EXERCISE PROMPT
For this exercise, transcribe the records below without changing a word.

++++++++++++++++++++

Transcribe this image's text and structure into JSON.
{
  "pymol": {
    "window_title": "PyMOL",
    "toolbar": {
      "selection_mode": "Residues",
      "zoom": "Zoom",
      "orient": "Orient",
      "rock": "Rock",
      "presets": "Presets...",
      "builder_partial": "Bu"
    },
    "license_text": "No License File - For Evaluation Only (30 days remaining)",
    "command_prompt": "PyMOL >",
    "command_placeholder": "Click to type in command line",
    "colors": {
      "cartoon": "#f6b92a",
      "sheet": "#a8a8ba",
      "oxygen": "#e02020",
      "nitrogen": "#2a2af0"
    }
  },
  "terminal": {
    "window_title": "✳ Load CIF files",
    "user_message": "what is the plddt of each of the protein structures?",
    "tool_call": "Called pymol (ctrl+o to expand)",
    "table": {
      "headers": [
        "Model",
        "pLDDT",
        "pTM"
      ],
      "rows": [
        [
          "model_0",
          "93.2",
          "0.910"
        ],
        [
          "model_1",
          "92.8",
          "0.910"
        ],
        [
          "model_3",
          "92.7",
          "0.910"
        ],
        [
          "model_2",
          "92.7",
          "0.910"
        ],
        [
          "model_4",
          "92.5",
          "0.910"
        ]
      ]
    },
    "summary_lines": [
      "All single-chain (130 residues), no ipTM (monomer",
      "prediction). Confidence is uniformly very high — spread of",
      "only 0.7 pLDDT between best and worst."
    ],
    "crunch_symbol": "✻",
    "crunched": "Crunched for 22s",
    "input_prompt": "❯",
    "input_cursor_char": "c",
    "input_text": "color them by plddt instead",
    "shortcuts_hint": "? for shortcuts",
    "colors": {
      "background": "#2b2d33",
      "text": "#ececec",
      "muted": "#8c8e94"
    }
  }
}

++++++++++++++++++++

FINISHED TASK
Transcribe this image's text and structure into JSON.
{
  "pymol": {
    "window_title": "PyMOL",
    "toolbar": {
      "selection_mode": "Residues",
      "zoom": "Zoom",
      "orient": "Orient",
      "rock": "Rock",
      "presets": "Presets...",
      "builder_partial": "Bu"
    },
    "license_text": "No License File - For Evaluation Only (30 days remaining)",
    "command_prompt": "PyMOL >",
    "command_placeholder": "Click to type in command line",
    "colors": {
      "cartoon": "#f6b92a",
      "sheet": "#a8a8ba",
      "oxygen": "#e02020",
      "nitrogen": "#2a2af0"
    }
  },
  "terminal": {
    "window_title": "✳ Load CIF files",
    "user_message": "what is the plddt of each of the protein structures?",
    "tool_call": "Called pymol (ctrl+o to expand)",
    "table": {
      "headers": [
        "Model",
        "pLDDT",
        "pTM"
      ],
      "rows": [
        [
          "model_0",
          "93.2",
          "0.910"
        ],
        [
          "model_1",
          "92.8",
          "0.910"
        ],
        [
          "model_3",
          "92.7",
          "0.910"
        ],
        [
          "model_2",
          "92.7",
          "0.910"
        ],
        [
          "model_4",
          "92.5",
          "0.910"
        ]
      ]
    },
    "summary_lines": [
      "All single-chain (130 residues), no ipTM (monomer",
      "prediction). Confidence is uniformly very high — spread of",
      "only 0.7 pLDDT between best and worst."
    ],
    "crunch_symbol": "✻",
    "crunched": "Crunched for 22s",
    "input_prompt": "❯",
    "input_cursor_char": "c",
    "input_text": "color them by plddt instead",
    "shortcuts_hint": "? for shortcuts",
    "colors": {
      "background": "#2b2d33",
      "text": "#ececec",
      "muted": "#8c8e94"
    }
  }
}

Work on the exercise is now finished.